-- start of Material provided --

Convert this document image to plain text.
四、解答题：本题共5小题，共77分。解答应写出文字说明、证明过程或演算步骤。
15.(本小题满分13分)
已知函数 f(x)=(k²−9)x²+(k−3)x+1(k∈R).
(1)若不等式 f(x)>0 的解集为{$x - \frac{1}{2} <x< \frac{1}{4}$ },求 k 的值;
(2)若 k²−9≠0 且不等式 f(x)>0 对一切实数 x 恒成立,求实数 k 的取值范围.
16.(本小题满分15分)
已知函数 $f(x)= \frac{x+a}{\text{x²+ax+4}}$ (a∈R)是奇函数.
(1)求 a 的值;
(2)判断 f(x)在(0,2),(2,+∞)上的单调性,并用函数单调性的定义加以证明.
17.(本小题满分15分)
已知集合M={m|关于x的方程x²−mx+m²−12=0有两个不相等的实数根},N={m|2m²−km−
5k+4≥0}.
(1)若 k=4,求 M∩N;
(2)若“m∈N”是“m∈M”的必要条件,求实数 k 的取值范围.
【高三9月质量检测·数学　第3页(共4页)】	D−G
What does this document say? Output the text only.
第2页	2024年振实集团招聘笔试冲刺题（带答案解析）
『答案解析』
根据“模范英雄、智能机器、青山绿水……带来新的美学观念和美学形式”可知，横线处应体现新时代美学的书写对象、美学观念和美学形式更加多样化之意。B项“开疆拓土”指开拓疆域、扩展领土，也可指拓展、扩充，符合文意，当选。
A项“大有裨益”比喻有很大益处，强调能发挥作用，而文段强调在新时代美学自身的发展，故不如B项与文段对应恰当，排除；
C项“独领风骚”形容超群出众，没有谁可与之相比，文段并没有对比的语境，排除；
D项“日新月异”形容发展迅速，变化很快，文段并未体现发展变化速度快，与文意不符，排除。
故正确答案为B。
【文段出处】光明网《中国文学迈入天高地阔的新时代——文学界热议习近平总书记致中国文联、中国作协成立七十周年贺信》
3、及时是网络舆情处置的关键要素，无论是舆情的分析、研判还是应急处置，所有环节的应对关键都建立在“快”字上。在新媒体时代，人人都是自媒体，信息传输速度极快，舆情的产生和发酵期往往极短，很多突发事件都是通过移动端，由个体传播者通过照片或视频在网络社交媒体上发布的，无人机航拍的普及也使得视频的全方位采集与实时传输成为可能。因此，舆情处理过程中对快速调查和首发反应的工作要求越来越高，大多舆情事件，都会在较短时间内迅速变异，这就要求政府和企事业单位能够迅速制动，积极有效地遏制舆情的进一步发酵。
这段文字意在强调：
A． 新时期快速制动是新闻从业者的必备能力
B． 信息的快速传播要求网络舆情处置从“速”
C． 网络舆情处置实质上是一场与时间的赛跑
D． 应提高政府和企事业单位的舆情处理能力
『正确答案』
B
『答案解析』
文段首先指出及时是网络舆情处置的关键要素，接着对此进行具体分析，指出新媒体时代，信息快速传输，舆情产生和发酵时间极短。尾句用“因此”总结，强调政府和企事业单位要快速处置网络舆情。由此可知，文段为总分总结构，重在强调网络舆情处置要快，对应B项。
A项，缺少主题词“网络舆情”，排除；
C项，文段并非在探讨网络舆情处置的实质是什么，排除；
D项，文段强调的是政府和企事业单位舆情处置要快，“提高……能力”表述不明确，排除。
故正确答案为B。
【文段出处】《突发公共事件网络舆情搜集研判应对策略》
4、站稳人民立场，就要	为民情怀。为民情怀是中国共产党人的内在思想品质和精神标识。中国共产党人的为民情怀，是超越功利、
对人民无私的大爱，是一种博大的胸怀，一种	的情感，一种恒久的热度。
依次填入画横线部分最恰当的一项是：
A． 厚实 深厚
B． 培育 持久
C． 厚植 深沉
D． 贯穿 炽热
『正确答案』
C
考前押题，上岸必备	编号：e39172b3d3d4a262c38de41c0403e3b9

-- end of Material provided --

> **Task statement**:
Count every line of the records that holds "frac". State the number, nothing else.

> **Result for this exercise**:
2